# Given problem
Tally the lines holding the word "name" and state the count by itself.

# Input rows
--- start ---
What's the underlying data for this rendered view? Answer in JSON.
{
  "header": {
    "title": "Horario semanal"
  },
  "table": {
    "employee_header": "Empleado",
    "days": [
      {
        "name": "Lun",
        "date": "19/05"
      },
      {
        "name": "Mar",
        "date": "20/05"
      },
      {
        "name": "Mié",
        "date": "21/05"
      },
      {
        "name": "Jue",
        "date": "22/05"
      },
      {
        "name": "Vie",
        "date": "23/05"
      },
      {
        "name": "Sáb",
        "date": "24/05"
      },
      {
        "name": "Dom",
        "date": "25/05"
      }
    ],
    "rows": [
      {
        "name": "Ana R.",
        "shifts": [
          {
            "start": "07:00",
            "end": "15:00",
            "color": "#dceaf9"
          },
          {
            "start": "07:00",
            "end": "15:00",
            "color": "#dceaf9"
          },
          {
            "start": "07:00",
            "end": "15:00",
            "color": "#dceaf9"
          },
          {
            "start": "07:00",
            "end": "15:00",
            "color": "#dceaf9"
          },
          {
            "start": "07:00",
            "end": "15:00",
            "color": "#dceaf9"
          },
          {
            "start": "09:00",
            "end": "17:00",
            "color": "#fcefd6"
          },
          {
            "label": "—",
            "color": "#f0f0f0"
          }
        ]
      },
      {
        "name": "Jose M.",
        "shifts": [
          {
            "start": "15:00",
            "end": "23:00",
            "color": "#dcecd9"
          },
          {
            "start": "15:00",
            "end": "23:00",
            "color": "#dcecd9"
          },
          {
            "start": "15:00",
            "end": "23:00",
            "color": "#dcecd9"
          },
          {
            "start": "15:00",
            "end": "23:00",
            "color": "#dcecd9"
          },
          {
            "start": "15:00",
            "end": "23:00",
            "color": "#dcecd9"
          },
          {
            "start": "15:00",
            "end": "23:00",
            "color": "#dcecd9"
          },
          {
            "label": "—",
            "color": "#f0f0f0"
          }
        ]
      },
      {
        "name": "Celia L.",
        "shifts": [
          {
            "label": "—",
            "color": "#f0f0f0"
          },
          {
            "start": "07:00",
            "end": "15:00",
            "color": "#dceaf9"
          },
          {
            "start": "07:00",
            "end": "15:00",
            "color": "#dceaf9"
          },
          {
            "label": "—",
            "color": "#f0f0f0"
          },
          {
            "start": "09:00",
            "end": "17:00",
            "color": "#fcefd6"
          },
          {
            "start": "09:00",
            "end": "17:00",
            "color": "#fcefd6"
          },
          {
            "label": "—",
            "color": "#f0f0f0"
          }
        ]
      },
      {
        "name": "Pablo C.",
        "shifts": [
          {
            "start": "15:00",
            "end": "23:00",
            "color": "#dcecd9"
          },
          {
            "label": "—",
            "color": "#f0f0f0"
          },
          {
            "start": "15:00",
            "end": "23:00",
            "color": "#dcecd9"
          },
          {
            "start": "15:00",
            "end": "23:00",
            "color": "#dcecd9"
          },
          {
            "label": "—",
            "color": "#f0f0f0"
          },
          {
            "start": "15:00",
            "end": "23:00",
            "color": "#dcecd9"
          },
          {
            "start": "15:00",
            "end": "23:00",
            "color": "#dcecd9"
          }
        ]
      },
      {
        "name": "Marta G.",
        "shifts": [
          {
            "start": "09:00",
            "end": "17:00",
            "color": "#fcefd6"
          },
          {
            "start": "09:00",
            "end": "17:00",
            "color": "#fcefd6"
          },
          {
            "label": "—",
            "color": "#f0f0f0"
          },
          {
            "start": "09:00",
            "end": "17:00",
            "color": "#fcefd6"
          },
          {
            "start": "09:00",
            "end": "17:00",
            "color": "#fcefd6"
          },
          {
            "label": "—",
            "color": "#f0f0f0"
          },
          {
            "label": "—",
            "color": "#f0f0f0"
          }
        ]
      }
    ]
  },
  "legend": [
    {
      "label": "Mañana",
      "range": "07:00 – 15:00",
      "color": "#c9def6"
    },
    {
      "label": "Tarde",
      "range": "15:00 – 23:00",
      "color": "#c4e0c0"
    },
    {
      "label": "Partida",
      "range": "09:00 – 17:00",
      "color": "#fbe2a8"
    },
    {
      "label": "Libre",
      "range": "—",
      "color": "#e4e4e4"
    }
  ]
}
--- end ---
# Written solution
12